My son is two and a half and for two and a half years I’ve thought of him as “my baby”, as being so small and fragile. Then I had my daughter and the thing that everyone told me would happen did.

I began to see how big my son had gotten and how “unfragile” he is.

Just yesterday I saw him walk into a stop sign pole, fall over and shake it off without even thinking about it. I stood there, supporting the wobbly head of my newborn daughter and thought, he’s huge and so independent. Then I took him to the playground…

spinning playground
DCF 1.0

There are multiple playgrounds in Shelburne village, where we live. There’s one that’s meant for very young children, located behind a preschool. Then there’s the one for the “high rollers”, the “risk takers”, the kids who throw caution to the wind and can actually flip over the monkey bars, the playground behind the elementary school.

I hadn’t brought Henry there since we moved to the village in August. When we went school wasn’t in session yet and it resembled something from “Children of Men” (if you haven’t seen this movie and want to be utterly depressed, give it a whirl). It was completely abandoned. But today… today was a different story. Today there were kids everywhere.

I had brought him around four o’clock thinking, school’s out, there probably will be a few stragglers but nothing to write home about. How wrong I was. The place was teaming with six to ten year olds all yelling at the top of their lungs, climbing and jumping and being huge.

Suddenly without warning my “huge” son was once again little.

Problems and tasks:
[A] Answer these questions about the text on the son at the playground:
(i) How old is the son?
(ii) In what month did the family move to the village?
(iii) At about what time did the visit to the elementary school playground take place?
[B] Reproduce word for word the part of the text on the son at the playground starting at "I hadn’t brought" and ending at "once again little.".
[C] Resume the text on the son at the playground, picking up after its final sentence.

(Layout records)
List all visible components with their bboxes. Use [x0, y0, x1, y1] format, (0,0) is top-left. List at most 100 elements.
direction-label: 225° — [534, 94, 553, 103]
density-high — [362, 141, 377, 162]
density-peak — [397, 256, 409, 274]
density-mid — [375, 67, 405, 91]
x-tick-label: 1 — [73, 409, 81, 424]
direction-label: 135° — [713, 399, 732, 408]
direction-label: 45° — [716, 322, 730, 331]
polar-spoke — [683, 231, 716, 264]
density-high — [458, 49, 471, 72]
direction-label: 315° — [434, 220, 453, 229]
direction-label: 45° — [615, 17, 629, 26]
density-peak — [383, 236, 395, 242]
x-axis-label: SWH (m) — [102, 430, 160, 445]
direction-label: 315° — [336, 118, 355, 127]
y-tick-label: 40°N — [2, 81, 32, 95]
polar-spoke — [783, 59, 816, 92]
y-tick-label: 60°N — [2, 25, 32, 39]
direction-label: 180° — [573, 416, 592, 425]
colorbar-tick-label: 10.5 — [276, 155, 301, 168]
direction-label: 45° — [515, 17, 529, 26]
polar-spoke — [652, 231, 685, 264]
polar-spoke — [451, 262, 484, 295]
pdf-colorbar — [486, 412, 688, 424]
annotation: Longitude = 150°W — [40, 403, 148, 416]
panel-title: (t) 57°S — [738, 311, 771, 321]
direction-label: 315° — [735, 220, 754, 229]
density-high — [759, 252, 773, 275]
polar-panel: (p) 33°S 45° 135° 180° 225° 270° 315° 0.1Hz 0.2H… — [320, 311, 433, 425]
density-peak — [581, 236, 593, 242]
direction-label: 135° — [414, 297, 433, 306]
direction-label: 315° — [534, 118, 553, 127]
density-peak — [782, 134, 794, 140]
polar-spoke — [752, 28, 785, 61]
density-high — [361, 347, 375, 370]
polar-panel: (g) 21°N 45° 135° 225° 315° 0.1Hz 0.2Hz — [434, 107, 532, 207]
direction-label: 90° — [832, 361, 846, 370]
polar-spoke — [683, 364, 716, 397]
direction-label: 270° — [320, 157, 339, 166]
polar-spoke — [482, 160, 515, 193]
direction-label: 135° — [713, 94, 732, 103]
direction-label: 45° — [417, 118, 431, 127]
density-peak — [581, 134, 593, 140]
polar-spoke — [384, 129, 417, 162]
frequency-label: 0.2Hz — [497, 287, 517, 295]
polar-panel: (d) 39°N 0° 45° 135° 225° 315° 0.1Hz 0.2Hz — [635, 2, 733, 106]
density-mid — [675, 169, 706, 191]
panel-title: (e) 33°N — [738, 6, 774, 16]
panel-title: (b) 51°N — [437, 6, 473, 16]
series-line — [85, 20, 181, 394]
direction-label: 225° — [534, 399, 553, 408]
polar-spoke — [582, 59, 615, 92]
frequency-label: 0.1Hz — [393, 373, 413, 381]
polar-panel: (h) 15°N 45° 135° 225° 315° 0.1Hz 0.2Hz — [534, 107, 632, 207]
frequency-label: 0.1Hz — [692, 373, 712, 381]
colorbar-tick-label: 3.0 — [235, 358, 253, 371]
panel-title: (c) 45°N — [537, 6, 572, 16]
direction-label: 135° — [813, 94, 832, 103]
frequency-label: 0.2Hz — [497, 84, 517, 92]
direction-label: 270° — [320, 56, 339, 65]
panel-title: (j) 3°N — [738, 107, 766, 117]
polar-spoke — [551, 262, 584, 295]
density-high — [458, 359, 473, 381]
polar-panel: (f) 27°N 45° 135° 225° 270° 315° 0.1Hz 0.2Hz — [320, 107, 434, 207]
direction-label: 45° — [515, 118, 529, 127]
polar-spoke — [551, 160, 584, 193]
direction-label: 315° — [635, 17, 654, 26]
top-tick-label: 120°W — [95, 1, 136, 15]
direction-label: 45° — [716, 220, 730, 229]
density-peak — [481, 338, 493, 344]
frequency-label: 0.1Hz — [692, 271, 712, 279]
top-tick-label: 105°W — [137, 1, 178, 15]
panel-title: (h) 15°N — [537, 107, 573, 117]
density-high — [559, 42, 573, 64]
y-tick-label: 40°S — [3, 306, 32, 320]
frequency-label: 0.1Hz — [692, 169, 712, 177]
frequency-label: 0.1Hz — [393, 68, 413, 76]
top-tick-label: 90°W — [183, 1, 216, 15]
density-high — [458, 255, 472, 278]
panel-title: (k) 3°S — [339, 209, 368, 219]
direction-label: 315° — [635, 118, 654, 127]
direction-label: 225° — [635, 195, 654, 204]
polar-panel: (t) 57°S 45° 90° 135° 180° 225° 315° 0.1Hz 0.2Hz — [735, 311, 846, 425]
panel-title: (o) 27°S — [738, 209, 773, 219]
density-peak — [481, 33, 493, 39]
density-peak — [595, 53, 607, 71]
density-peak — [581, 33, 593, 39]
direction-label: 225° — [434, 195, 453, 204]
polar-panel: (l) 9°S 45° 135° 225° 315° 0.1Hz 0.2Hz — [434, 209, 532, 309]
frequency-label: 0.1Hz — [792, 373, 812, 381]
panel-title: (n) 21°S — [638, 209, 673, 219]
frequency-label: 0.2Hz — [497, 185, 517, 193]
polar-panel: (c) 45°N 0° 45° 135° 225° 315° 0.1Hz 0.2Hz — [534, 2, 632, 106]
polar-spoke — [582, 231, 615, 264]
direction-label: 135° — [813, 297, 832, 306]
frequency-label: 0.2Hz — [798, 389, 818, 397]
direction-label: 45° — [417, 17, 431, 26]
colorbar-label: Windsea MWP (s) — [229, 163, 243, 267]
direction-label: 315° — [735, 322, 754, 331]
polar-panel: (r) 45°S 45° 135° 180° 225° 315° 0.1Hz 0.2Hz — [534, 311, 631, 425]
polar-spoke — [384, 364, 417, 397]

Answers for the exercise:
[A]
(i) Two and a half.
(ii) August.
(iii) Around four o'clock.

[B]
I hadn’t brought Henry there since we moved to the village in August. When we went school wasn’t in session yet and it resembled something from “Children of Men” (if you haven’t seen this movie and want to be utterly depressed, give it a whirl). It was completely abandoned. But today… today was a different story. Today there were kids everywhere.

I had brought him around four o’clock thinking, school’s out, there probably will be a few stragglers but nothing to write home about. How wrong I was. The place was teaming with six to ten year olds all yelling at the top of their lungs, climbing and jumping and being huge.

Suddenly without warning my “huge” son was once again little.

[C]
I hear children calling him a “baby” and see him struggle to keep up with the chaotic fast pace cacophony around him. He’s asking to try slides with enormous drop offs at the bottom. No problem for the six year olds, but to me that one and a half foot drop looks like the Grand Canyon. He’s miles away from being able to reach the monkey bars and even further away from being able to join in the kick ball game going on in the field beside us.

I hear the conversations of six to ten year olds. I hear them daring each other to jump off platforms and dangle upside down on bars millions of feet off the ground. Henry doesn’t even know what a “dare” is.

I even hear one little girl say:

“You’re only saying you don’t feel like jumping because you’re afraid to.” Get this kid a psychiatrist couch. “Are you afraid you’re going to break a bone?” The little boy looking over the edge of the platform remains silent, clearly weighing his options. “Broken bones aren’t anything. You just get crutches and a cast.” In a few minutes, this same little girl with get a centimeter cut her hands from the monkey bars and goes screaming to the nearest teacher.

Magic isn’t real. That’s what we’re told when we become adults. We’re also told that once our children are grown, they will never be small again. But I can tell you for a fact that I saw a child go from being a giant back to being three feet tall in front of my very eyes without the use of smoke and mirrors. I also saw my great big independent boy turn back into my baby again.

My huge son. My little son.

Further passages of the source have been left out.